Raw records
※
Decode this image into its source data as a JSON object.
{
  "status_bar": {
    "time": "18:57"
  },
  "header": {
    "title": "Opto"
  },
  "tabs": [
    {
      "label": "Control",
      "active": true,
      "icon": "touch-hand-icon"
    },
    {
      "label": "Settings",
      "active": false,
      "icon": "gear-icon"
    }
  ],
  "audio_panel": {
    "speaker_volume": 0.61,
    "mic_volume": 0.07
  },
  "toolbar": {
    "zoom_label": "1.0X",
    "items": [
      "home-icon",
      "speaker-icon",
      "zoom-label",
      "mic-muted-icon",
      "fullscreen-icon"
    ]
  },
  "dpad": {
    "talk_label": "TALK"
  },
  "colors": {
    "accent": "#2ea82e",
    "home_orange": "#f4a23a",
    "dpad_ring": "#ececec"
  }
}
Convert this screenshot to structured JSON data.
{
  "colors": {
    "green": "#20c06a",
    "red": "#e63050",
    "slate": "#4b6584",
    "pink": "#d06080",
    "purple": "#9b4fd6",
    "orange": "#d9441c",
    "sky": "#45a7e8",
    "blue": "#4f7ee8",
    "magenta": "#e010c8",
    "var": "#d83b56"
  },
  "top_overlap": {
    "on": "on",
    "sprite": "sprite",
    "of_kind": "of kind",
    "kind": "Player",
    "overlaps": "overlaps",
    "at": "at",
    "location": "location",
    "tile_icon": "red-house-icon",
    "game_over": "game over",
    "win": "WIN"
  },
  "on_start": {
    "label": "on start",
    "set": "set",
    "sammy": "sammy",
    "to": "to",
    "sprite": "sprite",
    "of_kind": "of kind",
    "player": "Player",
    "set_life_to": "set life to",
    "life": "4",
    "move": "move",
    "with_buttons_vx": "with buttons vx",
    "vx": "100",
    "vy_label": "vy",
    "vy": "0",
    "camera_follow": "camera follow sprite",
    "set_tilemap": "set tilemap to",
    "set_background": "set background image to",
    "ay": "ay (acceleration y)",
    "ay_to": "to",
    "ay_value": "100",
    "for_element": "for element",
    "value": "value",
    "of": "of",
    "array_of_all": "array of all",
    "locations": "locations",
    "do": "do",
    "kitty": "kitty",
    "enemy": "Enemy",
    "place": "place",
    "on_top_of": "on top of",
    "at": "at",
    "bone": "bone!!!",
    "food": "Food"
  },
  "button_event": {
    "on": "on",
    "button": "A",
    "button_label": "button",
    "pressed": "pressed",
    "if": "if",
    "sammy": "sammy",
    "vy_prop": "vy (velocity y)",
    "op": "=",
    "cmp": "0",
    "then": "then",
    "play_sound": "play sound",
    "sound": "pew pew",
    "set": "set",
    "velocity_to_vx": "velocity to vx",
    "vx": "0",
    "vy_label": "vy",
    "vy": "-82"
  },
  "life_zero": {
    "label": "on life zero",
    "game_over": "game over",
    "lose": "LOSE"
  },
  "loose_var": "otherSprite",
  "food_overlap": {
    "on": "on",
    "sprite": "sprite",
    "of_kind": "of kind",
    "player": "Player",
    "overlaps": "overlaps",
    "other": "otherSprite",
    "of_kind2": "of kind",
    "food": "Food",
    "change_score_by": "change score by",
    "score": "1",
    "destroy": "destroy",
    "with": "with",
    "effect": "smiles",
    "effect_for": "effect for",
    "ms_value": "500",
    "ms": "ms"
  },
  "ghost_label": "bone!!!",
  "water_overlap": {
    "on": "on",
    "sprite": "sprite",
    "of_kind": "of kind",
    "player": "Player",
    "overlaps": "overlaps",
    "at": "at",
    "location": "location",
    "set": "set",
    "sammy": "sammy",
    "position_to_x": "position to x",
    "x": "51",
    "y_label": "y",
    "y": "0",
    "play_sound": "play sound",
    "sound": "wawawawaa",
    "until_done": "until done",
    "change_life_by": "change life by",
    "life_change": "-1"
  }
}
※
DIRECTIVE:
Return the whole listing exactly.

RESULT BELOW:
Decode this image into its source data as a JSON object.
{
  "status_bar": {
    "time": "18:57"
  },
  "header": {
    "title": "Opto"
  },
  "tabs": [
    {
      "label": "Control",
      "active": true,
      "icon": "touch-hand-icon"
    },
    {
      "label": "Settings",
      "active": false,
      "icon": "gear-icon"
    }
  ],
  "audio_panel": {
    "speaker_volume": 0.61,
    "mic_volume": 0.07
  },
  "toolbar": {
    "zoom_label": "1.0X",
    "items": [
      "home-icon",
      "speaker-icon",
      "zoom-label",
      "mic-muted-icon",
      "fullscreen-icon"
    ]
  },
  "dpad": {
    "talk_label": "TALK"
  },
  "colors": {
    "accent": "#2ea82e",
    "home_orange": "#f4a23a",
    "dpad_ring": "#ececec"
  }
}
Convert this screenshot to structured JSON data.
{
  "colors": {
    "green": "#20c06a",
    "red": "#e63050",
    "slate": "#4b6584",
    "pink": "#d06080",
    "purple": "#9b4fd6",
    "orange": "#d9441c",
    "sky": "#45a7e8",
    "blue": "#4f7ee8",
    "magenta": "#e010c8",
    "var": "#d83b56"
  },
  "top_overlap": {
    "on": "on",
    "sprite": "sprite",
    "of_kind": "of kind",
    "kind": "Player",
    "overlaps": "overlaps",
    "at": "at",
    "location": "location",
    "tile_icon": "red-house-icon",
    "game_over": "game over",
    "win": "WIN"
  },
  "on_start": {
    "label": "on start",
    "set": "set",
    "sammy": "sammy",
    "to": "to",
    "sprite": "sprite",
    "of_kind": "of kind",
    "player": "Player",
    "set_life_to": "set life to",
    "life": "4",
    "move": "move",
    "with_buttons_vx": "with buttons vx",
    "vx": "100",
    "vy_label": "vy",
    "vy": "0",
    "camera_follow": "camera follow sprite",
    "set_tilemap": "set tilemap to",
    "set_background": "set background image to",
    "ay": "ay (acceleration y)",
    "ay_to": "to",
    "ay_value": "100",
    "for_element": "for element",
    "value": "value",
    "of": "of",
    "array_of_all": "array of all",
    "locations": "locations",
    "do": "do",
    "kitty": "kitty",
    "enemy": "Enemy",
    "place": "place",
    "on_top_of": "on top of",
    "at": "at",
    "bone": "bone!!!",
    "food": "Food"
  },
  "button_event": {
    "on": "on",
    "button": "A",
    "button_label": "button",
    "pressed": "pressed",
    "if": "if",
    "sammy": "sammy",
    "vy_prop": "vy (velocity y)",
    "op": "=",
    "cmp": "0",
    "then": "then",
    "play_sound": "play sound",
    "sound": "pew pew",
    "set": "set",
    "velocity_to_vx": "velocity to vx",
    "vx": "0",
    "vy_label": "vy",
    "vy": "-82"
  },
  "life_zero": {
    "label": "on life zero",
    "game_over": "game over",
    "lose": "LOSE"
  },
  "loose_var": "otherSprite",
  "food_overlap": {
    "on": "on",
    "sprite": "sprite",
    "of_kind": "of kind",
    "player": "Player",
    "overlaps": "overlaps",
    "other": "otherSprite",
    "of_kind2": "of kind",
    "food": "Food",
    "change_score_by": "change score by",
    "score": "1",
    "destroy": "destroy",
    "with": "with",
    "effect": "smiles",
    "effect_for": "effect for",
    "ms_value": "500",
    "ms": "ms"
  },
  "ghost_label": "bone!!!",
  "water_overlap": {
    "on": "on",
    "sprite": "sprite",
    "of_kind": "of kind",
    "player": "Player",
    "overlaps": "overlaps",
    "at": "at",
    "location": "location",
    "set": "set",
    "sammy": "sammy",
    "position_to_x": "position to x",
    "x": "51",
    "y_label": "y",
    "y": "0",
    "play_sound": "play sound",
    "sound": "wawawawaa",
    "until_done": "until done",
    "change_life_by": "change life by",
    "life_change": "-1"
  }
}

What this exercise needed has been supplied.